» Exercise: From the entries below, copy out all lines holding "classification".

——

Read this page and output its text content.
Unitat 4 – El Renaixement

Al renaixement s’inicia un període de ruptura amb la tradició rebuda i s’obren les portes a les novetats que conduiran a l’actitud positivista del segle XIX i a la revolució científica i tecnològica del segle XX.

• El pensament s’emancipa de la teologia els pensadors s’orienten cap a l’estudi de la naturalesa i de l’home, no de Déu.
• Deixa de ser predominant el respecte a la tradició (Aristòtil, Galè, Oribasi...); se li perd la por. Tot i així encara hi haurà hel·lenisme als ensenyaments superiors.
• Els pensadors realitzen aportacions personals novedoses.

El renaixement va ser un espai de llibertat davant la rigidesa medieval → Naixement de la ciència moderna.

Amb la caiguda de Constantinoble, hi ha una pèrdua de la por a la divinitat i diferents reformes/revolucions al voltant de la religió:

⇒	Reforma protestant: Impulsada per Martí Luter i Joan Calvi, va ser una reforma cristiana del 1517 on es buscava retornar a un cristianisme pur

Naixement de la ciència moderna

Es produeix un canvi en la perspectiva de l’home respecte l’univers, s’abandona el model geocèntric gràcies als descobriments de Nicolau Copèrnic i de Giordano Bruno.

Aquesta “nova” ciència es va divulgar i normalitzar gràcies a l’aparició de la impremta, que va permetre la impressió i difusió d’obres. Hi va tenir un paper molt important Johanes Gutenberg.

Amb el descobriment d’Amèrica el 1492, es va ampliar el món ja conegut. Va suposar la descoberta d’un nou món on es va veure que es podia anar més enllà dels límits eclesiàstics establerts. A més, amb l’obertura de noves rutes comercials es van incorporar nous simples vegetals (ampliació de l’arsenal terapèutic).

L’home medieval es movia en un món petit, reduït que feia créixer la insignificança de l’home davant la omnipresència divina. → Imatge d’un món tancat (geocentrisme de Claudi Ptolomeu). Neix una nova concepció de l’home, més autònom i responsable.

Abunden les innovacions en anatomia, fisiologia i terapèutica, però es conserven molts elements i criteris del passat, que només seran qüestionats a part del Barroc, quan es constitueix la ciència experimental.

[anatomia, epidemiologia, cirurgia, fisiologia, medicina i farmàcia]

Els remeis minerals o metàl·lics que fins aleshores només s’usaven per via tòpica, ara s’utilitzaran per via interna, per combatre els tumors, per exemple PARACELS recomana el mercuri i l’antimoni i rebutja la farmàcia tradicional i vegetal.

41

——

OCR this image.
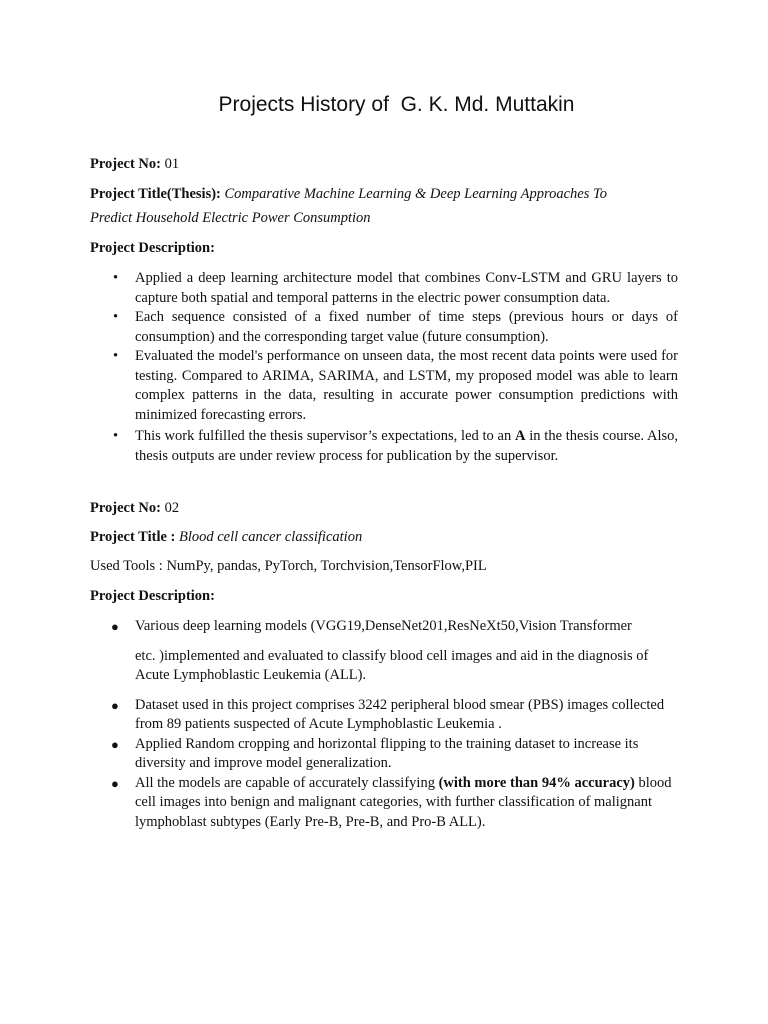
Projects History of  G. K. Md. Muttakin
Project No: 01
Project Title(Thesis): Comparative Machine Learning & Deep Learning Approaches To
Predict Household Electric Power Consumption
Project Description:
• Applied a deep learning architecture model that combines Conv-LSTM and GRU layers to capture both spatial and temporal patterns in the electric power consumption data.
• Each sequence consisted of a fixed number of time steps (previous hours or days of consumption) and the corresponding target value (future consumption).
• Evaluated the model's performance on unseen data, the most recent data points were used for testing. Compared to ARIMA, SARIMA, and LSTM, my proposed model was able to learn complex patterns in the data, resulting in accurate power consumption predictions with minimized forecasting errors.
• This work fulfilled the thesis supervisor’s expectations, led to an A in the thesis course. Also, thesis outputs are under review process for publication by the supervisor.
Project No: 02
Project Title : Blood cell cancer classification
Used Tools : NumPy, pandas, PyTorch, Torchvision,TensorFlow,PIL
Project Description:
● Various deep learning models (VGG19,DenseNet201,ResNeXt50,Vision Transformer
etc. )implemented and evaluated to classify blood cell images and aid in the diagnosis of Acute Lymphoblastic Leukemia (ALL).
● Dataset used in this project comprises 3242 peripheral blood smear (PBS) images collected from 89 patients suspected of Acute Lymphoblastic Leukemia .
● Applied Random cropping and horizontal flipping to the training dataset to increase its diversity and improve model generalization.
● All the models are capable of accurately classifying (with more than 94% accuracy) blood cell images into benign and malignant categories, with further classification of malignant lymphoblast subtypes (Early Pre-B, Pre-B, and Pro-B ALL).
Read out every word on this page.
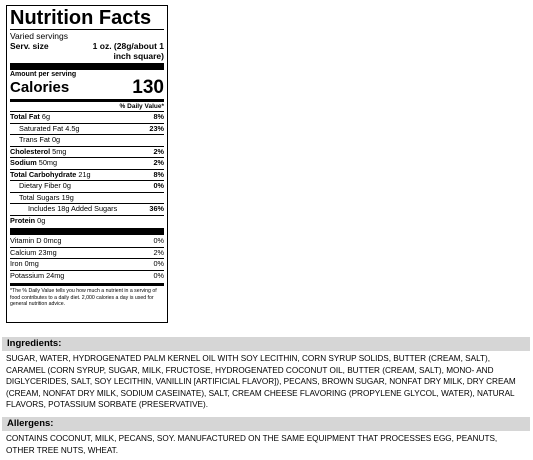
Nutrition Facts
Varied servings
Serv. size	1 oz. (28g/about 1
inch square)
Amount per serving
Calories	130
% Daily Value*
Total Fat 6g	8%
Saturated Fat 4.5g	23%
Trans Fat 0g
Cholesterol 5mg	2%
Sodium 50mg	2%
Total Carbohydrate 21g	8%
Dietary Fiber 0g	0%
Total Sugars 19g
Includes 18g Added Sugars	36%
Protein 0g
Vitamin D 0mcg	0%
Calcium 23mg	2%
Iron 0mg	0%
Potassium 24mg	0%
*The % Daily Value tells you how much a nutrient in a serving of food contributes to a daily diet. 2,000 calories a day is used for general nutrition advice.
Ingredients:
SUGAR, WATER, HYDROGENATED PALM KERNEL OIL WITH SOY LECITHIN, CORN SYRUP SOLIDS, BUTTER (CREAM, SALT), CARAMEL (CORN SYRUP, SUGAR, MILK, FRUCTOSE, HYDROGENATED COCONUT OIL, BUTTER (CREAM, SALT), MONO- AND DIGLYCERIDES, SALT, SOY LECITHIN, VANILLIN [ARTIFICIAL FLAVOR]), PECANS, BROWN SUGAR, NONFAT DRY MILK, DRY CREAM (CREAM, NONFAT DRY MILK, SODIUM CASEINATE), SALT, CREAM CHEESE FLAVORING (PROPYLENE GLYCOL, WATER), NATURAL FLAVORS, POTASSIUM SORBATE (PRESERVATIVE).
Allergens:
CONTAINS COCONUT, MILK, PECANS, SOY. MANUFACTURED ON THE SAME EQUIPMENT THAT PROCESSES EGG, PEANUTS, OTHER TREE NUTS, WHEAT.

——

» Task result:
Project Title : Blood cell cancer classification
● All the models are capable of accurately classifying (with more than 94% accuracy) blood cell images into benign and malignant categories, with further classification of malignant lymphoblast subtypes (Early Pre-B, Pre-B, and Pro-B ALL).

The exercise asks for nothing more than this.